Start of DATA SUPPLIED

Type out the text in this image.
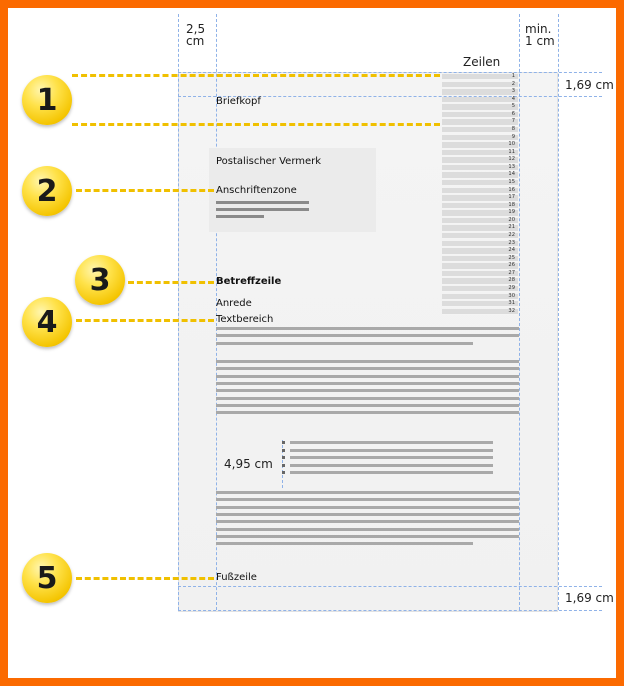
2,5
cm
min.
1 cm
1,69 cm
1,69 cm
4,95 cm
Zeilen
1
2
3
4
5
6
7
8
9
10
11
12
13
14
15
16
17
18
19
20
21
22
23
24
25
26
27
28
29
30
31
32
Briefkopf
Postalischer Vermerk
Anschriftenzone
Betreffzeile
Anrede
Textbereich
Fußzeile
1
2
3
4
5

End of DATA SUPPLIED

YOUR OBJECTIVE » Without the pictures, return all the records precisely as they stand.

FULL RESPONSE »
Type out the text in this image.
2,5
cm
min.
1 cm
1,69 cm
1,69 cm
4,95 cm
Zeilen
1
2
3
4
5
6
7
8
9
10
11
12
13
14
15
16
17
18
19
20
21
22
23
24
25
26
27
28
29
30
31
32
Briefkopf
Postalischer Vermerk
Anschriftenzone
Betreffzeile
Anrede
Textbereich
Fußzeile
1
2
3
4
5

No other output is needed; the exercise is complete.